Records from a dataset
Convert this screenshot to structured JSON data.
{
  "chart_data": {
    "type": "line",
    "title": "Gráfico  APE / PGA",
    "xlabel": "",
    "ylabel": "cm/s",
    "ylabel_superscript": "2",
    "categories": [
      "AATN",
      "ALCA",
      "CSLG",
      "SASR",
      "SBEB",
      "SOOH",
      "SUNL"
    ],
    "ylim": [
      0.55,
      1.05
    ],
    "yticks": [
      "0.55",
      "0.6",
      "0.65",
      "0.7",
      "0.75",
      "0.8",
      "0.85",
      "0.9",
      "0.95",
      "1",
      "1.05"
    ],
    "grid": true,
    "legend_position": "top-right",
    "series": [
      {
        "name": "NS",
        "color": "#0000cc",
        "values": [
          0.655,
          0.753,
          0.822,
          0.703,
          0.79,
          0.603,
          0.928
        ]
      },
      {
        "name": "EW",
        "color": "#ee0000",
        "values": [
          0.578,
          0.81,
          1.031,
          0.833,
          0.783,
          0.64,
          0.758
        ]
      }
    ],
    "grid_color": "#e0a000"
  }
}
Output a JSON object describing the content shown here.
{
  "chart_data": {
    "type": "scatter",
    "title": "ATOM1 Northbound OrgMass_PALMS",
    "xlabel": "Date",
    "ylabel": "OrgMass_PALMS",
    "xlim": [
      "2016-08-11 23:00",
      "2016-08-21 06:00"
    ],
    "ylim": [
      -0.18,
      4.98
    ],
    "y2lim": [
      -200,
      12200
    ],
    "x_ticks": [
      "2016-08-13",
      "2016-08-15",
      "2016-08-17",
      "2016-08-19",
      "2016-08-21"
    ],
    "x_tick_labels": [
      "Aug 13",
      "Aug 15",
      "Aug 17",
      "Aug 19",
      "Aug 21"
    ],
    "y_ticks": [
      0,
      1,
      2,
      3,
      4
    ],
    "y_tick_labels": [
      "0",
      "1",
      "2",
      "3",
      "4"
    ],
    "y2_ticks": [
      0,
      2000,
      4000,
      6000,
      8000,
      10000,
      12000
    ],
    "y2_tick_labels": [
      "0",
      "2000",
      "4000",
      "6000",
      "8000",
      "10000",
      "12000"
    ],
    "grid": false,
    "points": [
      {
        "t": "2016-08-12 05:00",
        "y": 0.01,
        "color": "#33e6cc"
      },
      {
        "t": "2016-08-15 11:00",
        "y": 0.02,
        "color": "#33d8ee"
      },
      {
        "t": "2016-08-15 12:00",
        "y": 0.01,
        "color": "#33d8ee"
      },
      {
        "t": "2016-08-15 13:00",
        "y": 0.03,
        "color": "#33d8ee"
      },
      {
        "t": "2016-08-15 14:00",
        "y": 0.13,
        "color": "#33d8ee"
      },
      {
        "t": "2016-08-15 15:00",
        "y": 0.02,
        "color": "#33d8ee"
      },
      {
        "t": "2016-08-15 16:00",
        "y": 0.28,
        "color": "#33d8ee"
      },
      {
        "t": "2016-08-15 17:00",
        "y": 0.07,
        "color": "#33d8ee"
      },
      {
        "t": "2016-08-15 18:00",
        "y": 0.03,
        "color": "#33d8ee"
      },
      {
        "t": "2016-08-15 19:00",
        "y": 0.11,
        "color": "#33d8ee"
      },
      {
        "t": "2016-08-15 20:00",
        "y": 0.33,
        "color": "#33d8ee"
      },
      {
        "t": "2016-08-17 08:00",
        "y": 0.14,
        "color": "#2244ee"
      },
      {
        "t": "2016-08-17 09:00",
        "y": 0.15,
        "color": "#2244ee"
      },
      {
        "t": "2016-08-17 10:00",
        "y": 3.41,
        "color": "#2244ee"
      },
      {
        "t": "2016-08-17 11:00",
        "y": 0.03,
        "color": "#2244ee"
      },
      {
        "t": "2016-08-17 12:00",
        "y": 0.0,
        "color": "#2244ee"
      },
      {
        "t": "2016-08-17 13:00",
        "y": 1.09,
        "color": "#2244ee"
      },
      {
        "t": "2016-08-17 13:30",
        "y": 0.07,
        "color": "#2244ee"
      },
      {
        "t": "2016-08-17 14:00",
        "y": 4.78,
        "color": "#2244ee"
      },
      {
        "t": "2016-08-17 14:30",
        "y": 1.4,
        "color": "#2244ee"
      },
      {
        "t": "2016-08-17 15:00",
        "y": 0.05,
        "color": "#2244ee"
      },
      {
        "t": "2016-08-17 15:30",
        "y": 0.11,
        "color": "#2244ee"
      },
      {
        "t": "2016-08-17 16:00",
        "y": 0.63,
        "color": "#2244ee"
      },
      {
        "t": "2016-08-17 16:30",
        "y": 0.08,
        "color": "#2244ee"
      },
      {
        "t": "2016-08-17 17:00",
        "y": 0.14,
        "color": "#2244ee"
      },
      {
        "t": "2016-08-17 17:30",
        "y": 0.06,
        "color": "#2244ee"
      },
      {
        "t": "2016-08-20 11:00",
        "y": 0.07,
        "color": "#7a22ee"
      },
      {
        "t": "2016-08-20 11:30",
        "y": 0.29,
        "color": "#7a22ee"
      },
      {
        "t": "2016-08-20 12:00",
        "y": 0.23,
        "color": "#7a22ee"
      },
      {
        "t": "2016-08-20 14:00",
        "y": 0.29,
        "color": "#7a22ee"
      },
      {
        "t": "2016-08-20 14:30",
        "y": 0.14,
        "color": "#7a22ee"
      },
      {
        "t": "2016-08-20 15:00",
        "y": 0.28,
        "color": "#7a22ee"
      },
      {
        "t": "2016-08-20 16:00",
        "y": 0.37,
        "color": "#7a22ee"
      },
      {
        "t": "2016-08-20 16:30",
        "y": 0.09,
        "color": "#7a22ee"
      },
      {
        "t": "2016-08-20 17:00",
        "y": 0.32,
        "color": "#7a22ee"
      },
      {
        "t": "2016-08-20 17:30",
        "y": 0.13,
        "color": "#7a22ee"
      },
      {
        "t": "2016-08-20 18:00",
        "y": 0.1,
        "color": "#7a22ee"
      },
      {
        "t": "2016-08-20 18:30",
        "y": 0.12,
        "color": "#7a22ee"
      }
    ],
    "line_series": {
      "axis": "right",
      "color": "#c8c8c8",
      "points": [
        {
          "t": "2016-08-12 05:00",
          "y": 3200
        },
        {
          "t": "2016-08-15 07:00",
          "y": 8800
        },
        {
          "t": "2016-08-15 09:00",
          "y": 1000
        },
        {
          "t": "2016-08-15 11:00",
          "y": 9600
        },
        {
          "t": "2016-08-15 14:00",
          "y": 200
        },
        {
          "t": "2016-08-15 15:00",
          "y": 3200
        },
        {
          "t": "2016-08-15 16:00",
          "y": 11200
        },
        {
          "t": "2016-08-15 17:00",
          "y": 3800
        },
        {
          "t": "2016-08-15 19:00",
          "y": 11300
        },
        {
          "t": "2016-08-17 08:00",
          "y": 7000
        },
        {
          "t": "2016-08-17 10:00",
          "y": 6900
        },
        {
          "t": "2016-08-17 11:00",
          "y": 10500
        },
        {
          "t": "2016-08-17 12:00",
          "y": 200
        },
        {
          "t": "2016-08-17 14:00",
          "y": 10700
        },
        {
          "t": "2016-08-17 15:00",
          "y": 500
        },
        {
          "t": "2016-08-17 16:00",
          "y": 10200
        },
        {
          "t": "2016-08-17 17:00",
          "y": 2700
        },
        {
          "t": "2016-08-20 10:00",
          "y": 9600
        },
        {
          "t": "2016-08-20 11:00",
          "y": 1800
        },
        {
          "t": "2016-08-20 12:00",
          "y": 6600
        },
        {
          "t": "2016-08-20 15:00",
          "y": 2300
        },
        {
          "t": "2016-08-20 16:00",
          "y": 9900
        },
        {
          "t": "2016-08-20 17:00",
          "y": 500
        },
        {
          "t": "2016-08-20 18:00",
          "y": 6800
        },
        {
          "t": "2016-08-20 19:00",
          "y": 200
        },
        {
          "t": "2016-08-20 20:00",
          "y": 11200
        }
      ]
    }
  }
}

What is being asked:
Identify and extract each line of the listing that contains "JSON".

Solution to this problem:
Convert this screenshot to structured JSON data.
Output a JSON object describing the content shown here.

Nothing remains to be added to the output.